Required work
Give the entries back exactly, dropping each image.

Entries supplied
....

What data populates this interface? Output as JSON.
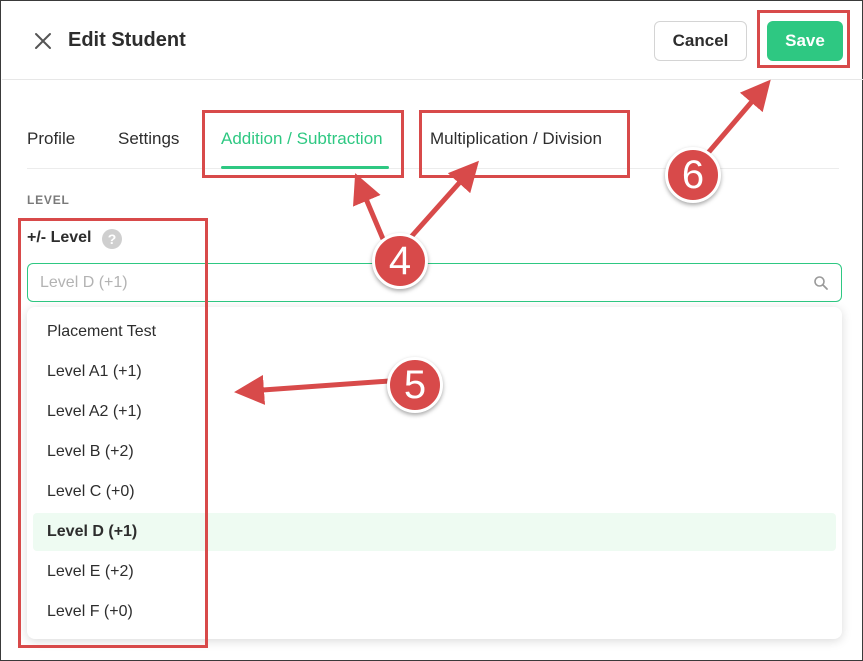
{
  "header": {
    "title": "Edit Student",
    "cancel_label": "Cancel",
    "save_label": "Save"
  },
  "tabs": [
    {
      "label": "Profile",
      "active": false
    },
    {
      "label": "Settings",
      "active": false
    },
    {
      "label": "Addition / Subtraction",
      "active": true
    },
    {
      "label": "Multiplication / Division",
      "active": false
    }
  ],
  "section": {
    "label": "LEVEL",
    "field_label": "+/- Level",
    "help": "?"
  },
  "select": {
    "placeholder": "Level D (+1)",
    "value": ""
  },
  "options": [
    {
      "label": "Placement Test",
      "selected": false
    },
    {
      "label": "Level A1 (+1)",
      "selected": false
    },
    {
      "label": "Level A2 (+1)",
      "selected": false
    },
    {
      "label": "Level B (+2)",
      "selected": false
    },
    {
      "label": "Level C (+0)",
      "selected": false
    },
    {
      "label": "Level D (+1)",
      "selected": true
    },
    {
      "label": "Level E (+2)",
      "selected": false
    },
    {
      "label": "Level F (+0)",
      "selected": false
    }
  ],
  "annotations": {
    "step_tabs": "4",
    "step_options": "5",
    "step_save": "6"
  },
  "colors": {
    "accent": "#2ec882",
    "annotation": "#d84a4a",
    "selected_bg": "#eefbf2"
  }
}
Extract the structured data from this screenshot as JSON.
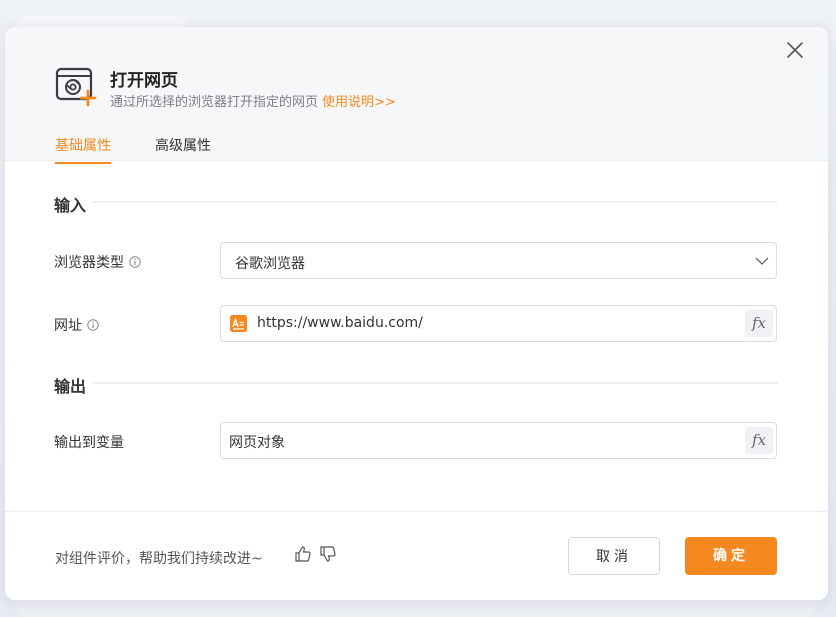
{
  "dialog": {
    "title": "打开网页",
    "description": "通过所选择的浏览器打开指定的网页",
    "help_link": "使用说明>>",
    "icon": "browser-open-plus-icon"
  },
  "tabs": [
    {
      "label": "基础属性",
      "active": true
    },
    {
      "label": "高级属性",
      "active": false
    }
  ],
  "input_section": {
    "title": "输入",
    "browser_type": {
      "label": "浏览器类型",
      "value": "谷歌浏览器"
    },
    "url": {
      "label": "网址",
      "value": "https://www.baidu.com/"
    }
  },
  "output_section": {
    "title": "输出",
    "output_var": {
      "label": "输出到变量",
      "value": "网页对象"
    }
  },
  "fx_label": "fx",
  "footer": {
    "feedback": "对组件评价，帮助我们持续改进~",
    "cancel": "取消",
    "ok": "确定"
  },
  "colors": {
    "accent": "#f5891f",
    "text": "#333333",
    "muted": "#7a7f88"
  }
}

....

Answer for the task
What data populates this interface? Output as JSON.
{
  "header": {
    "title": "Edit Student",
    "cancel_label": "Cancel",
    "save_label": "Save"
  },
  "tabs": [
    {
      "label": "Profile",
      "active": false
    },
    {
      "label": "Settings",
      "active": false
    },
    {
      "label": "Addition / Subtraction",
      "active": true
    },
    {
      "label": "Multiplication / Division",
      "active": false
    }
  ],
  "section": {
    "label": "LEVEL",
    "field_label": "+/- Level",
    "help": "?"
  },
  "select": {
    "placeholder": "Level D (+1)",
    "value": ""
  },
  "options": [
    {
      "label": "Placement Test",
      "selected": false
    },
    {
      "label": "Level A1 (+1)",
      "selected": false
    },
    {
      "label": "Level A2 (+1)",
      "selected": false
    },
    {
      "label": "Level B (+2)",
      "selected": false
    },
    {
      "label": "Level C (+0)",
      "selected": false
    },
    {
      "label": "Level D (+1)",
      "selected": true
    },
    {
      "label": "Level E (+2)",
      "selected": false
    },
    {
      "label": "Level F (+0)",
      "selected": false
    }
  ],
  "annotations": {
    "step_tabs": "4",
    "step_options": "5",
    "step_save": "6"
  },
  "colors": {
    "accent": "#2ec882",
    "annotation": "#d84a4a",
    "selected_bg": "#eefbf2"
  }
}
Extract the structured data from this screenshot as JSON.
{
  "dialog": {
    "title": "打开网页",
    "description": "通过所选择的浏览器打开指定的网页",
    "help_link": "使用说明>>",
    "icon": "browser-open-plus-icon"
  },
  "tabs": [
    {
      "label": "基础属性",
      "active": true
    },
    {
      "label": "高级属性",
      "active": false
    }
  ],
  "input_section": {
    "title": "输入",
    "browser_type": {
      "label": "浏览器类型",
      "value": "谷歌浏览器"
    },
    "url": {
      "label": "网址",
      "value": "https://www.baidu.com/"
    }
  },
  "output_section": {
    "title": "输出",
    "output_var": {
      "label": "输出到变量",
      "value": "网页对象"
    }
  },
  "fx_label": "fx",
  "footer": {
    "feedback": "对组件评价，帮助我们持续改进~",
    "cancel": "取消",
    "ok": "确定"
  },
  "colors": {
    "accent": "#f5891f",
    "text": "#333333",
    "muted": "#7a7f88"
  }
}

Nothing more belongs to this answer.